— begin Given information —
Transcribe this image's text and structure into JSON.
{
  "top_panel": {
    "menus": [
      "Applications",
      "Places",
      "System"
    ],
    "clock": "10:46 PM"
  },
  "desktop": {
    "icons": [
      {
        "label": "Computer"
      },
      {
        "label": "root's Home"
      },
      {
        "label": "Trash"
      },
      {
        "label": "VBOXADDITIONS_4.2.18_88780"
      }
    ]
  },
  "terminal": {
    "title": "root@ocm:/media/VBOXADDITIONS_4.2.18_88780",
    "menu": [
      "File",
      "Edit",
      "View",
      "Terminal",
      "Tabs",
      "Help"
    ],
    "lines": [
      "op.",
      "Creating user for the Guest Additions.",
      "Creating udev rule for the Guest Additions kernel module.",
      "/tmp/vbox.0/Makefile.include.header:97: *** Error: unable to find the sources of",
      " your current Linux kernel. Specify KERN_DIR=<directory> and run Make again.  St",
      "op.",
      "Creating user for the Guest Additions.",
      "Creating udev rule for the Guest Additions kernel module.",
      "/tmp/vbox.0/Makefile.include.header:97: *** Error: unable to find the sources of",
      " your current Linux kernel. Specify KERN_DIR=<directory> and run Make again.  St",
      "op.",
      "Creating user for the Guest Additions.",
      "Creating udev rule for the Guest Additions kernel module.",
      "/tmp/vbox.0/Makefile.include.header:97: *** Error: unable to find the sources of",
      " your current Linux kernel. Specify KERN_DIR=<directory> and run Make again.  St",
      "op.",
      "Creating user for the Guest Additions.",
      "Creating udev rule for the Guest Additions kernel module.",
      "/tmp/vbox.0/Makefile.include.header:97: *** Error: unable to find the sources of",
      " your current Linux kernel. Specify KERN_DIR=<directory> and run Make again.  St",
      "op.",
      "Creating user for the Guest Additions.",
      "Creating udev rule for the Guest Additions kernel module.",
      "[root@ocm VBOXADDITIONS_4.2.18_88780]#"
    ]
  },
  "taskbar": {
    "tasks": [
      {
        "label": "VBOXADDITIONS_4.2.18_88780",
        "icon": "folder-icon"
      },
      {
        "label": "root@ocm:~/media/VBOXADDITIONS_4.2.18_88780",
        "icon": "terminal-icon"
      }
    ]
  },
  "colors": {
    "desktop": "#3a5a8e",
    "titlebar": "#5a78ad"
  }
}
— end Given information —
Extract the listing in its entirety and repeat it exactly.

Transcribe this image's text and structure into JSON.
{
  "top_panel": {
    "menus": [
      "Applications",
      "Places",
      "System"
    ],
    "clock": "10:46 PM"
  },
  "desktop": {
    "icons": [
      {
        "label": "Computer"
      },
      {
        "label": "root's Home"
      },
      {
        "label": "Trash"
      },
      {
        "label": "VBOXADDITIONS_4.2.18_88780"
      }
    ]
  },
  "terminal": {
    "title": "root@ocm:/media/VBOXADDITIONS_4.2.18_88780",
    "menu": [
      "File",
      "Edit",
      "View",
      "Terminal",
      "Tabs",
      "Help"
    ],
    "lines": [
      "op.",
      "Creating user for the Guest Additions.",
      "Creating udev rule for the Guest Additions kernel module.",
      "/tmp/vbox.0/Makefile.include.header:97: *** Error: unable to find the sources of",
      " your current Linux kernel. Specify KERN_DIR=<directory> and run Make again.  St",
      "op.",
      "Creating user for the Guest Additions.",
      "Creating udev rule for the Guest Additions kernel module.",
      "/tmp/vbox.0/Makefile.include.header:97: *** Error: unable to find the sources of",
      " your current Linux kernel. Specify KERN_DIR=<directory> and run Make again.  St",
      "op.",
      "Creating user for the Guest Additions.",
      "Creating udev rule for the Guest Additions kernel module.",
      "/tmp/vbox.0/Makefile.include.header:97: *** Error: unable to find the sources of",
      " your current Linux kernel. Specify KERN_DIR=<directory> and run Make again.  St",
      "op.",
      "Creating user for the Guest Additions.",
      "Creating udev rule for the Guest Additions kernel module.",
      "/tmp/vbox.0/Makefile.include.header:97: *** Error: unable to find the sources of",
      " your current Linux kernel. Specify KERN_DIR=<directory> and run Make again.  St",
      "op.",
      "Creating user for the Guest Additions.",
      "Creating udev rule for the Guest Additions kernel module.",
      "[root@ocm VBOXADDITIONS_4.2.18_88780]#"
    ]
  },
  "taskbar": {
    "tasks": [
      {
        "label": "VBOXADDITIONS_4.2.18_88780",
        "icon": "folder-icon"
      },
      {
        "label": "root@ocm:~/media/VBOXADDITIONS_4.2.18_88780",
        "icon": "terminal-icon"
      }
    ]
  },
  "colors": {
    "desktop": "#3a5a8e",
    "titlebar": "#5a78ad"
  }
}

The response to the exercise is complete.